To be done:
Repeat the records below exactly as they appear.

Data supplied:
++++++

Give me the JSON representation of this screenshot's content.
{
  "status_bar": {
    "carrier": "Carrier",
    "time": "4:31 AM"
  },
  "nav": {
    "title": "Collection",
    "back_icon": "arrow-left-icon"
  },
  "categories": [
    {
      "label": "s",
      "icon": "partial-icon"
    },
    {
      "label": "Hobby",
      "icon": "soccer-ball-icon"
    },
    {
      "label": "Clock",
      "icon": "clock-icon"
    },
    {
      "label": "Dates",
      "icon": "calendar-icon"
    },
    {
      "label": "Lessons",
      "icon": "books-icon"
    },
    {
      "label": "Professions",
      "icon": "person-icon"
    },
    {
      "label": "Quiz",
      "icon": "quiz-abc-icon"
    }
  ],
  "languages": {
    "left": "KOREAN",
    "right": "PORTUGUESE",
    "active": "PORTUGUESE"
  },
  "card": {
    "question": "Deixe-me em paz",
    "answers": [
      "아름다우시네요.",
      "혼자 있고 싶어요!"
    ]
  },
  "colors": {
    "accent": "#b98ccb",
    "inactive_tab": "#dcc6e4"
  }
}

++++++

Complete response:
Give me the JSON representation of this screenshot's content.
{
  "status_bar": {
    "carrier": "Carrier",
    "time": "4:31 AM"
  },
  "nav": {
    "title": "Collection",
    "back_icon": "arrow-left-icon"
  },
  "categories": [
    {
      "label": "s",
      "icon": "partial-icon"
    },
    {
      "label": "Hobby",
      "icon": "soccer-ball-icon"
    },
    {
      "label": "Clock",
      "icon": "clock-icon"
    },
    {
      "label": "Dates",
      "icon": "calendar-icon"
    },
    {
      "label": "Lessons",
      "icon": "books-icon"
    },
    {
      "label": "Professions",
      "icon": "person-icon"
    },
    {
      "label": "Quiz",
      "icon": "quiz-abc-icon"
    }
  ],
  "languages": {
    "left": "KOREAN",
    "right": "PORTUGUESE",
    "active": "PORTUGUESE"
  },
  "card": {
    "question": "Deixe-me em paz",
    "answers": [
      "아름다우시네요.",
      "혼자 있고 싶어요!"
    ]
  },
  "colors": {
    "accent": "#b98ccb",
    "inactive_tab": "#dcc6e4"
  }
}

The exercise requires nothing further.